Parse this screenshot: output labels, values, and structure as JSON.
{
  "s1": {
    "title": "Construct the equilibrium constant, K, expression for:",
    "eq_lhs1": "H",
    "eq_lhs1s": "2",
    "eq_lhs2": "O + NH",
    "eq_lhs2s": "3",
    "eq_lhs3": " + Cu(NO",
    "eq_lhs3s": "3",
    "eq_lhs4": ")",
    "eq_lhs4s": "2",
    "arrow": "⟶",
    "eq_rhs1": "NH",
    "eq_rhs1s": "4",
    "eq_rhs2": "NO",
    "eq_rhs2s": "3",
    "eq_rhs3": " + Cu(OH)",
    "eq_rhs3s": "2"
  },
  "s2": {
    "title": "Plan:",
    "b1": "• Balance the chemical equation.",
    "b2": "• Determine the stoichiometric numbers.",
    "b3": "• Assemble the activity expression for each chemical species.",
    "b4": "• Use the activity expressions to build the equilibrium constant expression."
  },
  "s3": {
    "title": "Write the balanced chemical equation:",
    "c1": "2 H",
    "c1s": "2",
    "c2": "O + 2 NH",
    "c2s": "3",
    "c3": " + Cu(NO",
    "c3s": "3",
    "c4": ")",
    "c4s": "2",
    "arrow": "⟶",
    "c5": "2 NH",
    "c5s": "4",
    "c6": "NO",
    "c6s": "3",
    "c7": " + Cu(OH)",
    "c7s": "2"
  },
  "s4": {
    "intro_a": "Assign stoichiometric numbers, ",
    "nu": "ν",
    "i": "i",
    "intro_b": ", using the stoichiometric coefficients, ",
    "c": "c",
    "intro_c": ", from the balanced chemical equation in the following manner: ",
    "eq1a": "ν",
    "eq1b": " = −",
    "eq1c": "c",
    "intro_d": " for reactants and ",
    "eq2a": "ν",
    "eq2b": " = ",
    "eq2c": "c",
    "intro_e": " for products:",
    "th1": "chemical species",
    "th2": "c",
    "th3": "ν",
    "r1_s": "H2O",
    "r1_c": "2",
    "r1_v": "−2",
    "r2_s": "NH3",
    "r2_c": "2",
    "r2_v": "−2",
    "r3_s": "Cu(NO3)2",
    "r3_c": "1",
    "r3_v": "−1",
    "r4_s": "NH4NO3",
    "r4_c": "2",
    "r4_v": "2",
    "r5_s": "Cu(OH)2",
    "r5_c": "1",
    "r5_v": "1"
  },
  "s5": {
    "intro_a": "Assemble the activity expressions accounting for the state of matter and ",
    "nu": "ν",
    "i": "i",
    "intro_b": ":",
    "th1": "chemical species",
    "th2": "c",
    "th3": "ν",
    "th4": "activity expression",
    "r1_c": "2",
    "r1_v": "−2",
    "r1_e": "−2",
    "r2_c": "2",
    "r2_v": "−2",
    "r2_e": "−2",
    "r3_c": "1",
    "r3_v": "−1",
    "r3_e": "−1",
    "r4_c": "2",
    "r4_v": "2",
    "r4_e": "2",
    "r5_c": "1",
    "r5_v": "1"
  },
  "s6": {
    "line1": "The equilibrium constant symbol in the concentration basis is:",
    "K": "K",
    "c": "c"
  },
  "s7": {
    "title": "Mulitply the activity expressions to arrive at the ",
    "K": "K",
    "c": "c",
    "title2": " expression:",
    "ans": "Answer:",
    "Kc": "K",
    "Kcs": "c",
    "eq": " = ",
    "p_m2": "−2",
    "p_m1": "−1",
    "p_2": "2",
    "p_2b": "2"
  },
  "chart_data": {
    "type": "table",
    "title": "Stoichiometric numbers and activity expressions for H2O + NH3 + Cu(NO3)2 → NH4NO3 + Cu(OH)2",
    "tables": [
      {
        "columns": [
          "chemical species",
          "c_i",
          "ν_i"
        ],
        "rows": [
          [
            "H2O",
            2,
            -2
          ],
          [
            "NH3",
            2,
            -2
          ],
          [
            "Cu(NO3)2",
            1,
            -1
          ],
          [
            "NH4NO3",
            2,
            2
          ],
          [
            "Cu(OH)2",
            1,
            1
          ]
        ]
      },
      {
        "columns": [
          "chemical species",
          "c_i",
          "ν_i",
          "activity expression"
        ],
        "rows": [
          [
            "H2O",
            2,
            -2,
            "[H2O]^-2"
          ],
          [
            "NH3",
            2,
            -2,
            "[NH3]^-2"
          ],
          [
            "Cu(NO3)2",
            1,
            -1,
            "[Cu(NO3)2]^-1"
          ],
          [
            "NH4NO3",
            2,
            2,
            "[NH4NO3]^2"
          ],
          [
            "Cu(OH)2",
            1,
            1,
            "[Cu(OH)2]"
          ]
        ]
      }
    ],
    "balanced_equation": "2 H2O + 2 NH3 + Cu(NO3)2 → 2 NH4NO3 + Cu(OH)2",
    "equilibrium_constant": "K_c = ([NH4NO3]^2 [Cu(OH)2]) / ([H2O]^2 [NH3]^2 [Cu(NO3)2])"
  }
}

→ **Given request**
Return the listing above in its exact form.

→ **Task result**
Parse this screenshot: output labels, values, and structure as JSON.
{
  "s1": {
    "title": "Construct the equilibrium constant, K, expression for:",
    "eq_lhs1": "H",
    "eq_lhs1s": "2",
    "eq_lhs2": "O + NH",
    "eq_lhs2s": "3",
    "eq_lhs3": " + Cu(NO",
    "eq_lhs3s": "3",
    "eq_lhs4": ")",
    "eq_lhs4s": "2",
    "arrow": "⟶",
    "eq_rhs1": "NH",
    "eq_rhs1s": "4",
    "eq_rhs2": "NO",
    "eq_rhs2s": "3",
    "eq_rhs3": " + Cu(OH)",
    "eq_rhs3s": "2"
  },
  "s2": {
    "title": "Plan:",
    "b1": "• Balance the chemical equation.",
    "b2": "• Determine the stoichiometric numbers.",
    "b3": "• Assemble the activity expression for each chemical species.",
    "b4": "• Use the activity expressions to build the equilibrium constant expression."
  },
  "s3": {
    "title": "Write the balanced chemical equation:",
    "c1": "2 H",
    "c1s": "2",
    "c2": "O + 2 NH",
    "c2s": "3",
    "c3": " + Cu(NO",
    "c3s": "3",
    "c4": ")",
    "c4s": "2",
    "arrow": "⟶",
    "c5": "2 NH",
    "c5s": "4",
    "c6": "NO",
    "c6s": "3",
    "c7": " + Cu(OH)",
    "c7s": "2"
  },
  "s4": {
    "intro_a": "Assign stoichiometric numbers, ",
    "nu": "ν",
    "i": "i",
    "intro_b": ", using the stoichiometric coefficients, ",
    "c": "c",
    "intro_c": ", from the balanced chemical equation in the following manner: ",
    "eq1a": "ν",
    "eq1b": " = −",
    "eq1c": "c",
    "intro_d": " for reactants and ",
    "eq2a": "ν",
    "eq2b": " = ",
    "eq2c": "c",
    "intro_e": " for products:",
    "th1": "chemical species",
    "th2": "c",
    "th3": "ν",
    "r1_s": "H2O",
    "r1_c": "2",
    "r1_v": "−2",
    "r2_s": "NH3",
    "r2_c": "2",
    "r2_v": "−2",
    "r3_s": "Cu(NO3)2",
    "r3_c": "1",
    "r3_v": "−1",
    "r4_s": "NH4NO3",
    "r4_c": "2",
    "r4_v": "2",
    "r5_s": "Cu(OH)2",
    "r5_c": "1",
    "r5_v": "1"
  },
  "s5": {
    "intro_a": "Assemble the activity expressions accounting for the state of matter and ",
    "nu": "ν",
    "i": "i",
    "intro_b": ":",
    "th1": "chemical species",
    "th2": "c",
    "th3": "ν",
    "th4": "activity expression",
    "r1_c": "2",
    "r1_v": "−2",
    "r1_e": "−2",
    "r2_c": "2",
    "r2_v": "−2",
    "r2_e": "−2",
    "r3_c": "1",
    "r3_v": "−1",
    "r3_e": "−1",
    "r4_c": "2",
    "r4_v": "2",
    "r4_e": "2",
    "r5_c": "1",
    "r5_v": "1"
  },
  "s6": {
    "line1": "The equilibrium constant symbol in the concentration basis is:",
    "K": "K",
    "c": "c"
  },
  "s7": {
    "title": "Mulitply the activity expressions to arrive at the ",
    "K": "K",
    "c": "c",
    "title2": " expression:",
    "ans": "Answer:",
    "Kc": "K",
    "Kcs": "c",
    "eq": " = ",
    "p_m2": "−2",
    "p_m1": "−1",
    "p_2": "2",
    "p_2b": "2"
  },
  "chart_data": {
    "type": "table",
    "title": "Stoichiometric numbers and activity expressions for H2O + NH3 + Cu(NO3)2 → NH4NO3 + Cu(OH)2",
    "tables": [
      {
        "columns": [
          "chemical species",
          "c_i",
          "ν_i"
        ],
        "rows": [
          [
            "H2O",
            2,
            -2
          ],
          [
            "NH3",
            2,
            -2
          ],
          [
            "Cu(NO3)2",
            1,
            -1
          ],
          [
            "NH4NO3",
            2,
            2
          ],
          [
            "Cu(OH)2",
            1,
            1
          ]
        ]
      },
      {
        "columns": [
          "chemical species",
          "c_i",
          "ν_i",
          "activity expression"
        ],
        "rows": [
          [
            "H2O",
            2,
            -2,
            "[H2O]^-2"
          ],
          [
            "NH3",
            2,
            -2,
            "[NH3]^-2"
          ],
          [
            "Cu(NO3)2",
            1,
            -1,
            "[Cu(NO3)2]^-1"
          ],
          [
            "NH4NO3",
            2,
            2,
            "[NH4NO3]^2"
          ],
          [
            "Cu(OH)2",
            1,
            1,
            "[Cu(OH)2]"
          ]
        ]
      }
    ],
    "balanced_equation": "2 H2O + 2 NH3 + Cu(NO3)2 → 2 NH4NO3 + Cu(OH)2",
    "equilibrium_constant": "K_c = ([NH4NO3]^2 [Cu(OH)2]) / ([H2O]^2 [NH3]^2 [Cu(NO3)2])"
  }
}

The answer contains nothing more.